** PROVIDED DATA follows **
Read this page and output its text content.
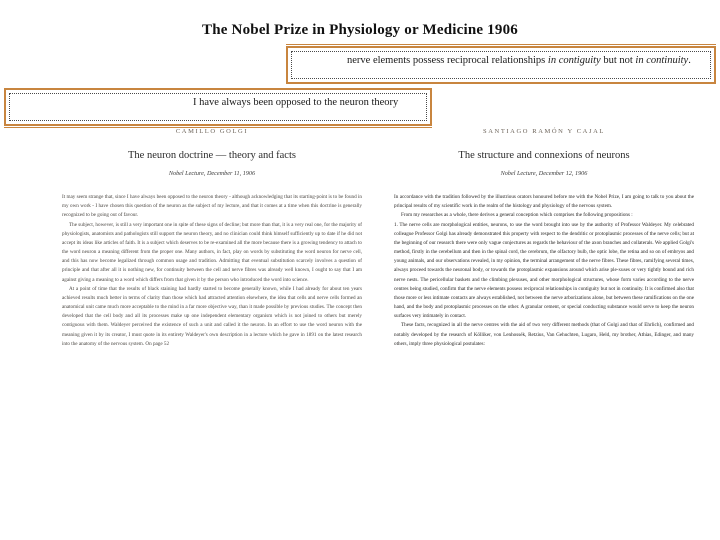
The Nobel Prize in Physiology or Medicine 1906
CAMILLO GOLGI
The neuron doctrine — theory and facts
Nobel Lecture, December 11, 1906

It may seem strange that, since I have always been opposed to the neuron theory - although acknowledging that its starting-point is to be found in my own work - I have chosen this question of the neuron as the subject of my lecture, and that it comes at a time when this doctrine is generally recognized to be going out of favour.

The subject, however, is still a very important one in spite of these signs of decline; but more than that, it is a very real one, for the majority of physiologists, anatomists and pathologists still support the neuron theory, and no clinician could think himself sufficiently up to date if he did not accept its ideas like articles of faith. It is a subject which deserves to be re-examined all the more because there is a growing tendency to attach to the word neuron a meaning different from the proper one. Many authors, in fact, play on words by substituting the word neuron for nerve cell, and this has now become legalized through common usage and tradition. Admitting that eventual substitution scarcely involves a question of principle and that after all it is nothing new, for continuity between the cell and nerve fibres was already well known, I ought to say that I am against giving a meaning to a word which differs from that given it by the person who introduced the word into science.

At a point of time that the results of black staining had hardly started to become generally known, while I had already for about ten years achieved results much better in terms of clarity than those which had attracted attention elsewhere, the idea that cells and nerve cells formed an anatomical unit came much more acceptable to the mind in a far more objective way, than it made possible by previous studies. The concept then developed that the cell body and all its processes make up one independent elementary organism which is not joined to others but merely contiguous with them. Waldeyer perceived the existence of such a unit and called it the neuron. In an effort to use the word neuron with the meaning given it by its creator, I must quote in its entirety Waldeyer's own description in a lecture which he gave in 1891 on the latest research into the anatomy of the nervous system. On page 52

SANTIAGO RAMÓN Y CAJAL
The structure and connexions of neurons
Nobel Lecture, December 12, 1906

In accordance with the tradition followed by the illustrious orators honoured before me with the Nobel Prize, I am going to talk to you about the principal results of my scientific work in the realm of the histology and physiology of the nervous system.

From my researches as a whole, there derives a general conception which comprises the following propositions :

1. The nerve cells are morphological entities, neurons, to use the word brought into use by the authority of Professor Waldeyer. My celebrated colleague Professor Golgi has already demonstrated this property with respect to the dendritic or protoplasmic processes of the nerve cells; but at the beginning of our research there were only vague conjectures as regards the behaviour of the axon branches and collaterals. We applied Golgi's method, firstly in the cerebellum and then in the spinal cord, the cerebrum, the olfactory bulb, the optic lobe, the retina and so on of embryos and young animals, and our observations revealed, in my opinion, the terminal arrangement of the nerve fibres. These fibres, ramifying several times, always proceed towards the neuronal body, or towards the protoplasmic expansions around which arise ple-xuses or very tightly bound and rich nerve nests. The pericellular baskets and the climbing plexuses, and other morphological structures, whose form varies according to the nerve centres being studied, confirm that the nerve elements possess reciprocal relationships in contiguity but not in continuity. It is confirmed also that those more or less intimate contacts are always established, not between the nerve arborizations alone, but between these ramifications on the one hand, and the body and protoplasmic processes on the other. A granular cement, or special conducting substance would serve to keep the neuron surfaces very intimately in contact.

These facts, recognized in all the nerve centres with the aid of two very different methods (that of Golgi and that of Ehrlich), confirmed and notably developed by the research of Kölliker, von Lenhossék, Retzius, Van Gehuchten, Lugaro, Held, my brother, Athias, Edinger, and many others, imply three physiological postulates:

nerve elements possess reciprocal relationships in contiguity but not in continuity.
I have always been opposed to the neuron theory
** End of PROVIDED DATA **
#### WHAT TO PRODUCE:
Which of the lines above hold the word "facts"? Copy each one.

#### SOLUTION:
The neuron doctrine — theory and facts
These facts, recognized in all the nerve centres with the aid of two very different methods (that of Golgi and that of Ehrlich), confirmed and notably developed by the research of Kölliker, von Lenhossék, Retzius, Van Gehuchten, Lugaro, Held, my brother, Athias, Edinger, and many others, imply three physiological postulates:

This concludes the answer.